Select all lines with the string "status" in them, and copy those lines.

* **Extracted data entries**
%%

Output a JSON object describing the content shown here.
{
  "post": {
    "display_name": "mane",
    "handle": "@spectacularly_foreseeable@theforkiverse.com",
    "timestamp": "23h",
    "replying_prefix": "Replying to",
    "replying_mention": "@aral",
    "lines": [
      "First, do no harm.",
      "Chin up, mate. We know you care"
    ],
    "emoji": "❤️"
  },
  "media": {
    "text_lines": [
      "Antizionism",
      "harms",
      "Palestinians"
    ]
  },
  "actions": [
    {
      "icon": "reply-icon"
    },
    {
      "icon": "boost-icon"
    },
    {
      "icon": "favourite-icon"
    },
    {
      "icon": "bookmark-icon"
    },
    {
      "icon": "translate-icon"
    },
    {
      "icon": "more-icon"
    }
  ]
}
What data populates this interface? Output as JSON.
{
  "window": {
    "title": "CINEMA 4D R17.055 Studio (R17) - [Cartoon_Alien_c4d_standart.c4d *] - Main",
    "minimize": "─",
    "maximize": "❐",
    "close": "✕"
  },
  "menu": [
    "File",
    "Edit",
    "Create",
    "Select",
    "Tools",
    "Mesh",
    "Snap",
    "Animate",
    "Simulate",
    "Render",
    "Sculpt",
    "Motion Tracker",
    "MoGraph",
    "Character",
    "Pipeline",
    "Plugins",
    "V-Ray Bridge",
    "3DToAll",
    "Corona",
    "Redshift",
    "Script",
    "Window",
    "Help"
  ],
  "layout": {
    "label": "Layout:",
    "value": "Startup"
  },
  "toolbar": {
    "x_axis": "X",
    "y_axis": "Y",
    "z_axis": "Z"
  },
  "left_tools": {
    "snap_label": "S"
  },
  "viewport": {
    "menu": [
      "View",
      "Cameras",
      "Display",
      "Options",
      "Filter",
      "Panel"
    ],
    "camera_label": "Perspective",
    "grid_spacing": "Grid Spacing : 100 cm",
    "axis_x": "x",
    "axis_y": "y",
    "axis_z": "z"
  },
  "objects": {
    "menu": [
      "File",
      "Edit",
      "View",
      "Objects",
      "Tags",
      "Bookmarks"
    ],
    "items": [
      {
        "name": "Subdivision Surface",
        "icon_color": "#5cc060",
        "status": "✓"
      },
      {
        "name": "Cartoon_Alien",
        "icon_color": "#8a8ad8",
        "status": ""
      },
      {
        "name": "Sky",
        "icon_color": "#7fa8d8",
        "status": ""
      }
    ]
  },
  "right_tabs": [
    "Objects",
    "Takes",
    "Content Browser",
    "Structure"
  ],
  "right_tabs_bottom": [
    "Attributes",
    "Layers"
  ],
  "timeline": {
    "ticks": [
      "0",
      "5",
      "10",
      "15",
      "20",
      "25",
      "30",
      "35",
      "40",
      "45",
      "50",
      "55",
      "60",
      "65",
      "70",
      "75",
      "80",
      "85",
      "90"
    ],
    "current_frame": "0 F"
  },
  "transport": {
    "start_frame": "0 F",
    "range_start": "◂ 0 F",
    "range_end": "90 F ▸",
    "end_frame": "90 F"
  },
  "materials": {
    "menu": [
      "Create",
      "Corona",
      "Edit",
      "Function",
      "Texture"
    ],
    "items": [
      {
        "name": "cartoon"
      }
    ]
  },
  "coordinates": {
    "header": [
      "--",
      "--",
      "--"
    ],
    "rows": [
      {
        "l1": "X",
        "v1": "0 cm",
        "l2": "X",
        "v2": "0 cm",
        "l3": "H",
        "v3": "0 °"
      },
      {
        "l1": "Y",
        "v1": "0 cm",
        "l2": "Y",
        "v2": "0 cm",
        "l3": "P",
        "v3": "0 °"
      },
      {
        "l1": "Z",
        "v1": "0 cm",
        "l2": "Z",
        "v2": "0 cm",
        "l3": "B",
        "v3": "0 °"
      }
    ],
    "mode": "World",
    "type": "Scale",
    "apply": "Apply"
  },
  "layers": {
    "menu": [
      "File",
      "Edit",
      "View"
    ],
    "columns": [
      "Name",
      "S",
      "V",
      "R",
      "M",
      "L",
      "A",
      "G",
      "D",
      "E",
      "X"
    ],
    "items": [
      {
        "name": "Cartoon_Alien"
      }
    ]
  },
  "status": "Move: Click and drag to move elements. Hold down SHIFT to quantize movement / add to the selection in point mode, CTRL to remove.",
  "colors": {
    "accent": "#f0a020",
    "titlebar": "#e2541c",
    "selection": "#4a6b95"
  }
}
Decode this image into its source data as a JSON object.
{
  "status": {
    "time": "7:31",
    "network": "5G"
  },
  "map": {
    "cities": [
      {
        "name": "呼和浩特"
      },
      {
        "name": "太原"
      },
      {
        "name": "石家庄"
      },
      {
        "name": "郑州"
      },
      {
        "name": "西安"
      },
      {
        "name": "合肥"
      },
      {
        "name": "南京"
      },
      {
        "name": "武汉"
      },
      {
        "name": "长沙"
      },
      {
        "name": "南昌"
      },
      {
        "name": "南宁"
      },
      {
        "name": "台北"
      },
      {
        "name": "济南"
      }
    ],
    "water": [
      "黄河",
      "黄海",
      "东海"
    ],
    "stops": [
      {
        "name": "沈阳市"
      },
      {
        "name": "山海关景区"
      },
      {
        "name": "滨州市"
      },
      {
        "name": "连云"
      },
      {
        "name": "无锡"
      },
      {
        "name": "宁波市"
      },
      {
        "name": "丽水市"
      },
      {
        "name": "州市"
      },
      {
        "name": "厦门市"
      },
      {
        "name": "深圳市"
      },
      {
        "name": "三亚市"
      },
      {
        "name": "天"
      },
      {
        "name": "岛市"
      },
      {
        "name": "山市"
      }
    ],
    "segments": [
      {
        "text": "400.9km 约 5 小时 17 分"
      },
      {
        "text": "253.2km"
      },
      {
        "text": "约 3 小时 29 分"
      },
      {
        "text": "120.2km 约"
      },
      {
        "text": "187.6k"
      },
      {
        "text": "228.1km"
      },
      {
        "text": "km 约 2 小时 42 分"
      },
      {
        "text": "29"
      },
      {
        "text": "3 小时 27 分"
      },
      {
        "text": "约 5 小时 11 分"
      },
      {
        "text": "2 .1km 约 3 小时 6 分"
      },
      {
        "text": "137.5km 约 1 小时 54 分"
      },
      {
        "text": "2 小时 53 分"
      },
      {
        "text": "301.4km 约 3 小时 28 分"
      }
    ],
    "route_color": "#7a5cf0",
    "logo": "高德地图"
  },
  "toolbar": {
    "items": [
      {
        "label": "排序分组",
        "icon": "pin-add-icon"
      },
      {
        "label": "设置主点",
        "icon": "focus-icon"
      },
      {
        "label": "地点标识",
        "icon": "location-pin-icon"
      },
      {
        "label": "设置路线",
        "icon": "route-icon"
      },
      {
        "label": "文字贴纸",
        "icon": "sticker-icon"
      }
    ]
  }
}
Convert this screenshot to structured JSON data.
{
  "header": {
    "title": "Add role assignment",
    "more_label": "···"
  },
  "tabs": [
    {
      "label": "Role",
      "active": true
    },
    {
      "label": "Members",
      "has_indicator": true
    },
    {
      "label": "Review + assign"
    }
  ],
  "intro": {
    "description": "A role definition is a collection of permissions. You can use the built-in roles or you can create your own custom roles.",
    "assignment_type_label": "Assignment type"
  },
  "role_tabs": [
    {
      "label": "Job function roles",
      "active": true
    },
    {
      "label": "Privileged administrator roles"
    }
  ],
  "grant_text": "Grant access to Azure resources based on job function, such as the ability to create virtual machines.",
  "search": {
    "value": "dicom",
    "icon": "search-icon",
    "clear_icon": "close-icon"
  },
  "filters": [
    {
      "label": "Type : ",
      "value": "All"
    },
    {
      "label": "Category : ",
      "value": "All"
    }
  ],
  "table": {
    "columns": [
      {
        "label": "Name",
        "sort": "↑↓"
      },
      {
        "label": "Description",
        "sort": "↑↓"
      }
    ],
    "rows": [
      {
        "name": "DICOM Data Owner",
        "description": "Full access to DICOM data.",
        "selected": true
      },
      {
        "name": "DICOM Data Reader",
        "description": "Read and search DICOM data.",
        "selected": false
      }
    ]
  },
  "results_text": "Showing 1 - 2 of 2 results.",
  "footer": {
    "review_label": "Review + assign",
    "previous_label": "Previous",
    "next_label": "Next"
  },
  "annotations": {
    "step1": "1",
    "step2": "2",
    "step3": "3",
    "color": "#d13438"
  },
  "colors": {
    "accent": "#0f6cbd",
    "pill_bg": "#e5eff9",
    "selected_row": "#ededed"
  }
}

%%

* **ANSWER TO THE EXERCISE**
        "status": "✓"
        "status": ""
        "status": ""
  "status": "Move: Click and drag to move elements. Hold down SHIFT to quantize movement / add to the selection in point mode, CTRL to remove.",
  "status": {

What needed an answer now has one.